## PROVIDED PASSAGE
★ ★ ★ ★ ★ ★ ★

Because I got tired of not knowing what was happening on my homelab network until it was too late.


The Goal

I wanted a tool that would watch live network traffic and fire alerts the moment something suspicious showed up — not aggregate logs for review later, not rely on a cloud service, and not require a $40k SIEM license. Just a Python process with root and a network interface, doing real detection against real attack patterns I actually care about.

The four threats I focused on are ones that show up constantly in lab environments and real networks alike: ARP spoofing (the foundation of most LAN MITM attacks), port scans (recon), ICMP floods (DoS), and DNS anomalies — both outright hijacking and the subtler signal of high-entropy subdomains that suggest DNS tunneling for C2 or exfil.


How It Works

NetSentinel runs Scapy in packet-sniffing mode, feeding live frames through a set of independent monitor modules. Each monitor maintains its own state — an ARP table, a sliding window of SYN timestamps, a DNS resolution cache — and calls a shared alerter when a threshold or anomaly condition is met. Alerts go to stdout and to a newline-delimited JSON log file for later analysis.

★ ★ ★ ★ ★ ★ ★

## DATA
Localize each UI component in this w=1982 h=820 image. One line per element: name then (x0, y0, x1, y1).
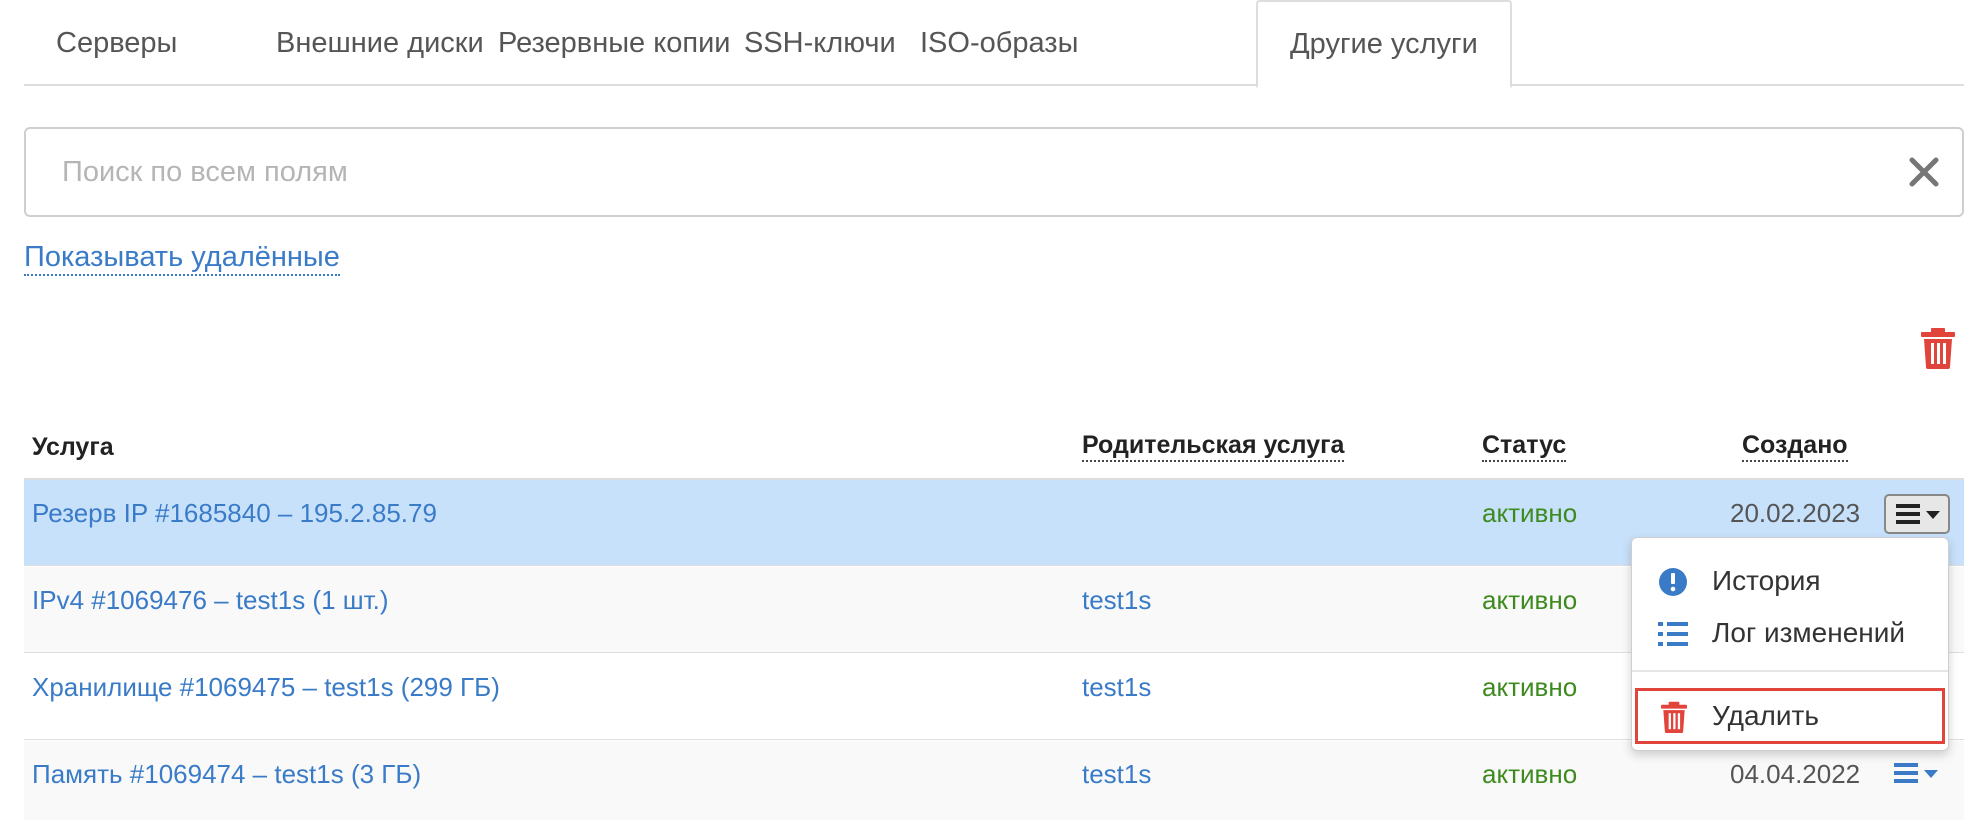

★ ★ ★ ★ ★ ★ ★

## TO-DO LIST
- 1) Translate this sentence from the NetSentinel write-up into Spanish: "Alerts go to stdout and to a newline-delimited JSON log file for later analysis."
- 2) Answer these from the NetSentinel write-up:
(a) What does NetSentinel run in packet-sniffing mode?
(b) Which of the four threats is called the foundation of most LAN MITM attacks?
(c) What price is given for the SIEM license the tool was meant to avoid?
- 3) From the NetSentinel write-up, reproduce the passage from "The four threats" to "C2 or exfil.".

## ANSWERS TO THE TASKS
- 1) Las alertas se envían a stdout y a un archivo de registro JSON delimitado por saltos de línea para su análisis posterior.

- 2)
(a) Scapy
(b) ARP spoofing
(c) $40k

- 3)
The four threats I focused on are ones that show up constantly in lab environments and real networks alike: ARP spoofing (the foundation of most LAN MITM attacks), port scans (recon), ICMP floods (DoS), and DNS anomalies — both outright hijacking and the subtler signal of high-entropy subdomains that suggest DNS tunneling for C2 or exfil.